_TASK TO COMPLETE_:
Transcribe every entry word for word. Skip the pictures.

---- RECORDS PROVIDED

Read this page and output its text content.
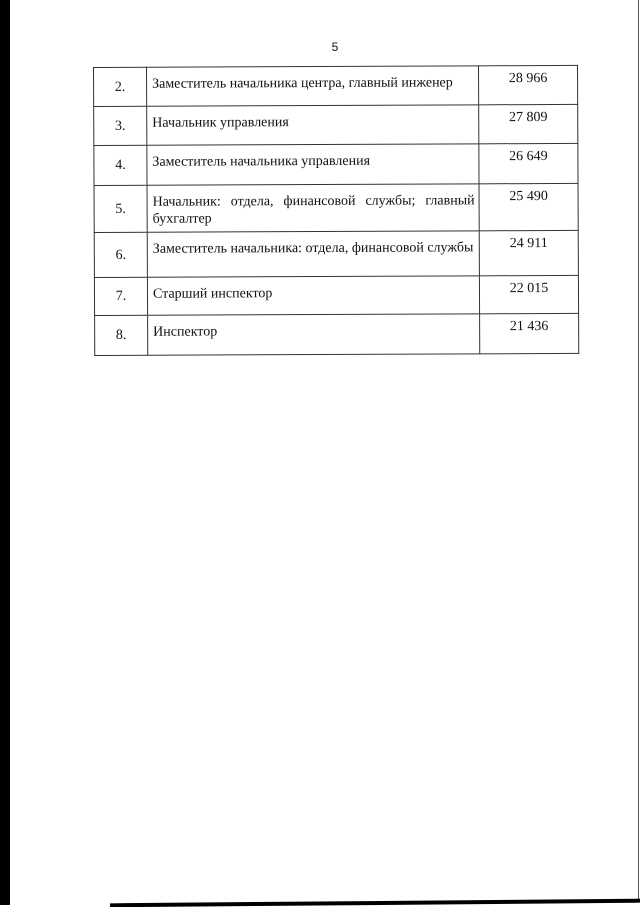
5
2.	Заместитель начальника центра, главный инженер	28 966
3.	Начальник управления	27 809
4.	Заместитель начальника управления	26 649
5.	Начальник: отдела, финансовой службы; главный бухгалтер	25 490
6.	Заместитель начальника: отдела, финансовой службы	24 911
7.	Старший инспектор	22 015
8.	Инспектор	21 436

--------

_THE RESPONSE_:
Read this page and output its text content.
5
2.	Заместитель начальника центра, главный инженер	28 966
3.	Начальник управления	27 809
4.	Заместитель начальника управления	26 649
5.	Начальник: отдела, финансовой службы; главный бухгалтер	25 490
6.	Заместитель начальника: отдела, финансовой службы	24 911
7.	Старший инспектор	22 015
8.	Инспектор	21 436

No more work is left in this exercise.